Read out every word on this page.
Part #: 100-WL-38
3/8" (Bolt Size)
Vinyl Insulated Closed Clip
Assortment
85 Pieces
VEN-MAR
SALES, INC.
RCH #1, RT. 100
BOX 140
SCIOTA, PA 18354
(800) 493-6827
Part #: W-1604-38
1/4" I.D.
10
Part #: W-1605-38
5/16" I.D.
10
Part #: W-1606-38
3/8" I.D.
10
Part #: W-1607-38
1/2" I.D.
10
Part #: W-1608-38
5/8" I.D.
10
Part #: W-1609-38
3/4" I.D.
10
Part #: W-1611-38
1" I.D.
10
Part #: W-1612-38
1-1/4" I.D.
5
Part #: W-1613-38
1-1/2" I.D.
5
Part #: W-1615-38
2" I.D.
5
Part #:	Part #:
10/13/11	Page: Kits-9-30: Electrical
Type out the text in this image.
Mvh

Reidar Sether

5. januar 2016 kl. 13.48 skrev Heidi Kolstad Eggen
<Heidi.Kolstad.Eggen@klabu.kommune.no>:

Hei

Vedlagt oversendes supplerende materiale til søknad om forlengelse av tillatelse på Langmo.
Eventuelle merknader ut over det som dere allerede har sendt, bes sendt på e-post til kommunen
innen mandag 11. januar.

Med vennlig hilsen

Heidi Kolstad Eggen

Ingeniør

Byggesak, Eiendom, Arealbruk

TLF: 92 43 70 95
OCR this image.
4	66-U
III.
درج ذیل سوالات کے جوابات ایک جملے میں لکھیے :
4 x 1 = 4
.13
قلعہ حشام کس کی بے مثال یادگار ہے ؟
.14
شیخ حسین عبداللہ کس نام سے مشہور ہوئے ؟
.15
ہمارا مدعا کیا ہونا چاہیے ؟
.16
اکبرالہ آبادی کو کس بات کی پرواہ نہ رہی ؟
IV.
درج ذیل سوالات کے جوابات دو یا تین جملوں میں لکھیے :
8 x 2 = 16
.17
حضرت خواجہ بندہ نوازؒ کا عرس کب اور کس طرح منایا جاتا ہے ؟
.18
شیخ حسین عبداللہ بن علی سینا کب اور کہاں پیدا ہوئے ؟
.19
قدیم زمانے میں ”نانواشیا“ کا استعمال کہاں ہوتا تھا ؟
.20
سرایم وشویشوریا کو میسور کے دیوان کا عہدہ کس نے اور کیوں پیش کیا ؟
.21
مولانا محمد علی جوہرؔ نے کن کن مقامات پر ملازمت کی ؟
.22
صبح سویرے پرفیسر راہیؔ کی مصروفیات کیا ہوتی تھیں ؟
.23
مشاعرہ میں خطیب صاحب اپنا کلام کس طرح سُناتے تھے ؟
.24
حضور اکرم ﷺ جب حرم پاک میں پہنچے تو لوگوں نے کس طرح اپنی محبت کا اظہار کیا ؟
☆ ☆ ☆ ☆
WHAT THE EXERCISE ASKS: Tally the lines of the material above that contain the word "Heidi" and report the total alone.

THE RESPONSE: 3